SHORT EXERCISE: Lines containing the word "text" are to be located and copied.
[START EXCERPTED DATA]
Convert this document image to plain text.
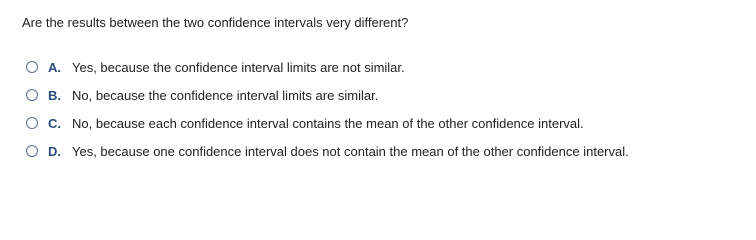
Are the results between the two confidence intervals very different?
A. Yes, because the confidence interval limits are not similar.
B. No, because the confidence interval limits are similar.
C. No, because each confidence interval contains the mean of the other confidence interval.
D. Yes, because one confidence interval does not contain the mean of the other confidence interval.
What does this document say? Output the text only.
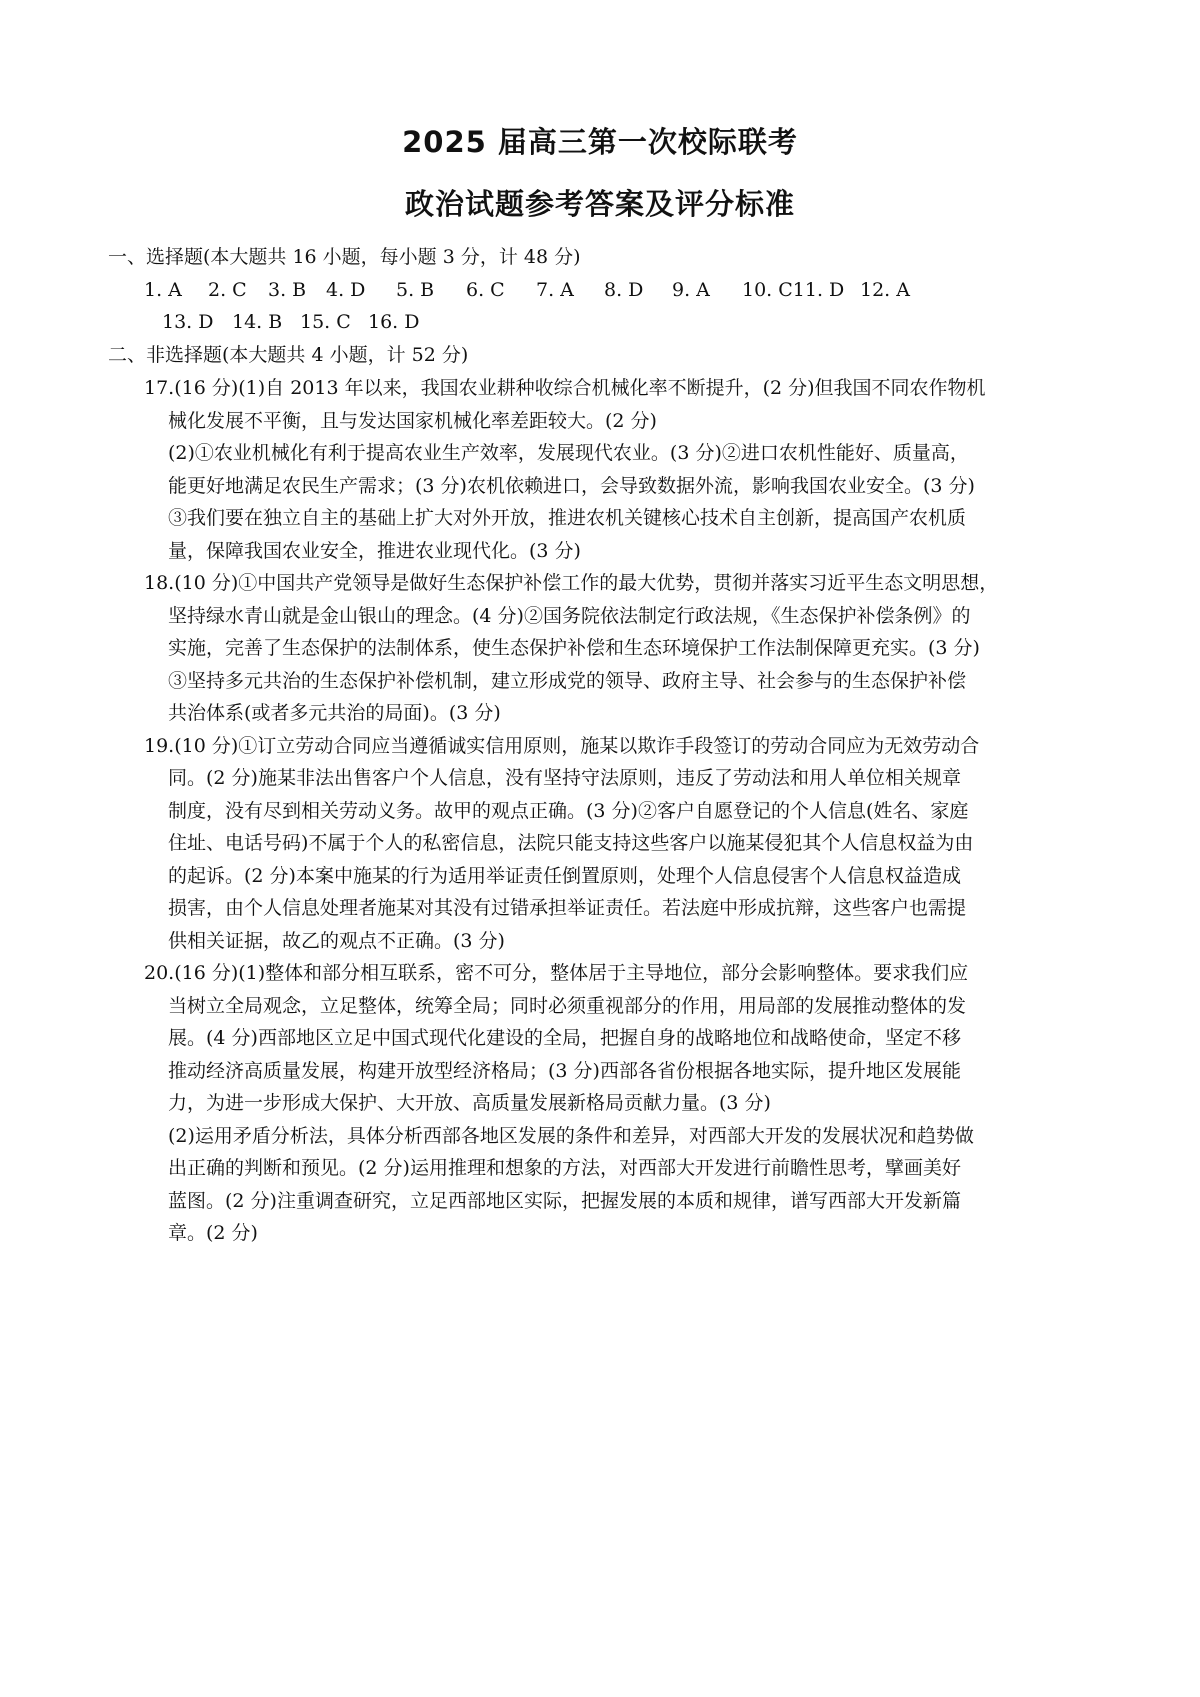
2025 届高三第一次校际联考
政治试题参考答案及评分标准
一、选择题(本大题共 16 小题，每小题 3 分，计 48 分)
1. A 2. C 3. B 4. D 5. B 6. C 7. A 8. D 9. A 10. C11. D 12. A
13. D 14. B 15. C 16. D
二、非选择题(本大题共 4 小题，计 52 分)
17.(16 分)(1)自 2013 年以来，我国农业耕种收综合机械化率不断提升，(2 分)但我国不同农作物机
械化发展不平衡，且与发达国家机械化率差距较大。(2 分)
(2)①农业机械化有利于提高农业生产效率，发展现代农业。(3 分)②进口农机性能好、质量高，
能更好地满足农民生产需求；(3 分)农机依赖进口，会导致数据外流，影响我国农业安全。(3 分)
③我们要在独立自主的基础上扩大对外开放，推进农机关键核心技术自主创新，提高国产农机质
量，保障我国农业安全，推进农业现代化。(3 分)
18.(10 分)①中国共产党领导是做好生态保护补偿工作的最大优势，贯彻并落实习近平生态文明思想，
坚持绿水青山就是金山银山的理念。(4 分)②国务院依法制定行政法规，《生态保护补偿条例》的
实施，完善了生态保护的法制体系，使生态保护补偿和生态环境保护工作法制保障更充实。(3 分)
③坚持多元共治的生态保护补偿机制，建立形成党的领导、政府主导、社会参与的生态保护补偿
共治体系(或者多元共治的局面)。(3 分)
19.(10 分)①订立劳动合同应当遵循诚实信用原则，施某以欺诈手段签订的劳动合同应为无效劳动合
同。(2 分)施某非法出售客户个人信息，没有坚持守法原则，违反了劳动法和用人单位相关规章
制度，没有尽到相关劳动义务。故甲的观点正确。(3 分)②客户自愿登记的个人信息(姓名、家庭
住址、电话号码)不属于个人的私密信息，法院只能支持这些客户以施某侵犯其个人信息权益为由
的起诉。(2 分)本案中施某的行为适用举证责任倒置原则，处理个人信息侵害个人信息权益造成
损害，由个人信息处理者施某对其没有过错承担举证责任。若法庭中形成抗辩，这些客户也需提
供相关证据，故乙的观点不正确。(3 分)
20.(16 分)(1)整体和部分相互联系，密不可分，整体居于主导地位，部分会影响整体。要求我们应
当树立全局观念，立足整体，统筹全局；同时必须重视部分的作用，用局部的发展推动整体的发
展。(4 分)西部地区立足中国式现代化建设的全局，把握自身的战略地位和战略使命，坚定不移
推动经济高质量发展，构建开放型经济格局；(3 分)西部各省份根据各地实际，提升地区发展能
力，为进一步形成大保护、大开放、高质量发展新格局贡献力量。(3 分)
(2)运用矛盾分析法，具体分析西部各地区发展的条件和差异，对西部大开发的发展状况和趋势做
出正确的判断和预见。(2 分)运用推理和想象的方法，对西部大开发进行前瞻性思考，擘画美好
蓝图。(2 分)注重调查研究，立足西部地区实际，把握发展的本质和规律，谱写西部大开发新篇
章。(2 分)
[END EXCERPTED DATA]
ANSWER BELOW:
Convert this document image to plain text.
What does this document say? Output the text only.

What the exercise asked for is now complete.